• GIVEN REQUEST
Restate the listing that follows word for word, without its pictures.

• Data entries for graphics
┌──

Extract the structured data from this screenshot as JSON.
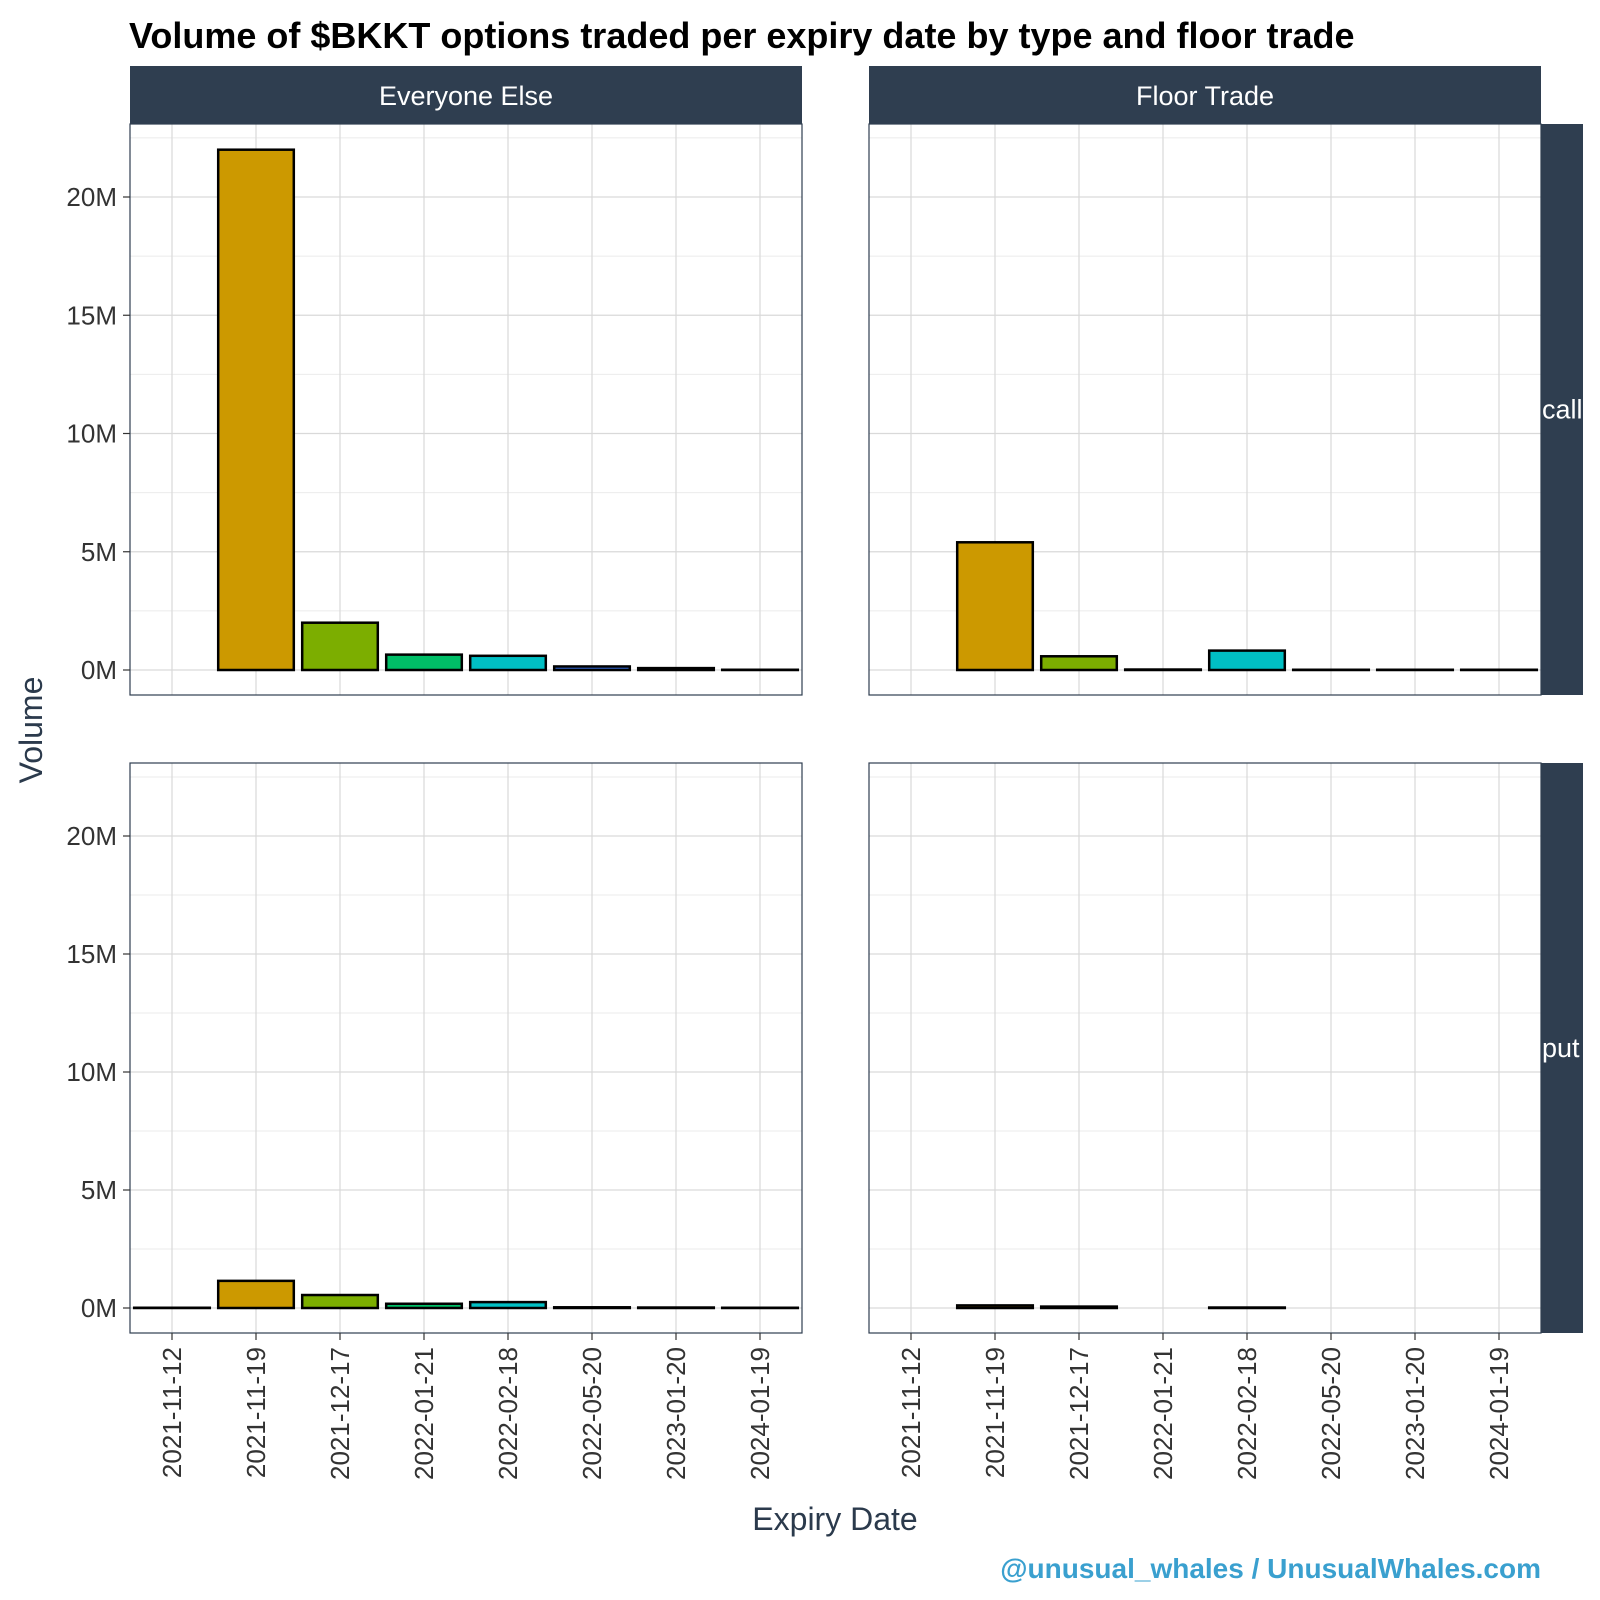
{
  "chart_data": {
    "type": "bar",
    "title": "Volume of $BKKT options traded per expiry date by type and floor trade",
    "xlabel": "Expiry Date",
    "ylabel": "Volume",
    "categories": [
      "2021-11-12",
      "2021-11-19",
      "2021-12-17",
      "2022-01-21",
      "2022-02-18",
      "2022-05-20",
      "2023-01-20",
      "2024-01-19"
    ],
    "ylim": [
      0,
      23000000
    ],
    "y_ticks": [
      0,
      5000000,
      10000000,
      15000000,
      20000000
    ],
    "y_tick_labels": [
      "0M",
      "5M",
      "10M",
      "15M",
      "20M"
    ],
    "column_facets": [
      "Everyone Else",
      "Floor Trade"
    ],
    "row_facets": [
      "call",
      "put"
    ],
    "colors": [
      "#CC9900",
      "#CC9900",
      "#7CAE00",
      "#00BE67",
      "#00BFC4",
      "#3366CC",
      "#6C5BCC",
      "#C77CFF"
    ],
    "bar_outline": "#000000",
    "strip_color": "#2f3e50",
    "grid": true,
    "legend": "none",
    "panels": [
      {
        "column": "Everyone Else",
        "row": "call",
        "values": [
          0,
          22000000,
          2000000,
          650000,
          600000,
          150000,
          80000,
          10000
        ]
      },
      {
        "column": "Floor Trade",
        "row": "call",
        "values": [
          null,
          5400000,
          580000,
          20000,
          820000,
          10000,
          10000,
          10000
        ]
      },
      {
        "column": "Everyone Else",
        "row": "put",
        "values": [
          10000,
          1150000,
          550000,
          180000,
          250000,
          30000,
          20000,
          10000
        ]
      },
      {
        "column": "Floor Trade",
        "row": "put",
        "values": [
          null,
          110000,
          60000,
          null,
          20000,
          null,
          null,
          null
        ]
      }
    ]
  },
  "footer": {
    "credit": "@unusual_whales / UnusualWhales.com"
  }
}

└──

• THE OUTPUT
Extract the structured data from this screenshot as JSON.
{
  "chart_data": {
    "type": "bar",
    "title": "Volume of $BKKT options traded per expiry date by type and floor trade",
    "xlabel": "Expiry Date",
    "ylabel": "Volume",
    "categories": [
      "2021-11-12",
      "2021-11-19",
      "2021-12-17",
      "2022-01-21",
      "2022-02-18",
      "2022-05-20",
      "2023-01-20",
      "2024-01-19"
    ],
    "ylim": [
      0,
      23000000
    ],
    "y_ticks": [
      0,
      5000000,
      10000000,
      15000000,
      20000000
    ],
    "y_tick_labels": [
      "0M",
      "5M",
      "10M",
      "15M",
      "20M"
    ],
    "column_facets": [
      "Everyone Else",
      "Floor Trade"
    ],
    "row_facets": [
      "call",
      "put"
    ],
    "colors": [
      "#CC9900",
      "#CC9900",
      "#7CAE00",
      "#00BE67",
      "#00BFC4",
      "#3366CC",
      "#6C5BCC",
      "#C77CFF"
    ],
    "bar_outline": "#000000",
    "strip_color": "#2f3e50",
    "grid": true,
    "legend": "none",
    "panels": [
      {
        "column": "Everyone Else",
        "row": "call",
        "values": [
          0,
          22000000,
          2000000,
          650000,
          600000,
          150000,
          80000,
          10000
        ]
      },
      {
        "column": "Floor Trade",
        "row": "call",
        "values": [
          null,
          5400000,
          580000,
          20000,
          820000,
          10000,
          10000,
          10000
        ]
      },
      {
        "column": "Everyone Else",
        "row": "put",
        "values": [
          10000,
          1150000,
          550000,
          180000,
          250000,
          30000,
          20000,
          10000
        ]
      },
      {
        "column": "Floor Trade",
        "row": "put",
        "values": [
          null,
          110000,
          60000,
          null,
          20000,
          null,
          null,
          null
        ]
      }
    ]
  },
  "footer": {
    "credit": "@unusual_whales / UnusualWhales.com"
  }
}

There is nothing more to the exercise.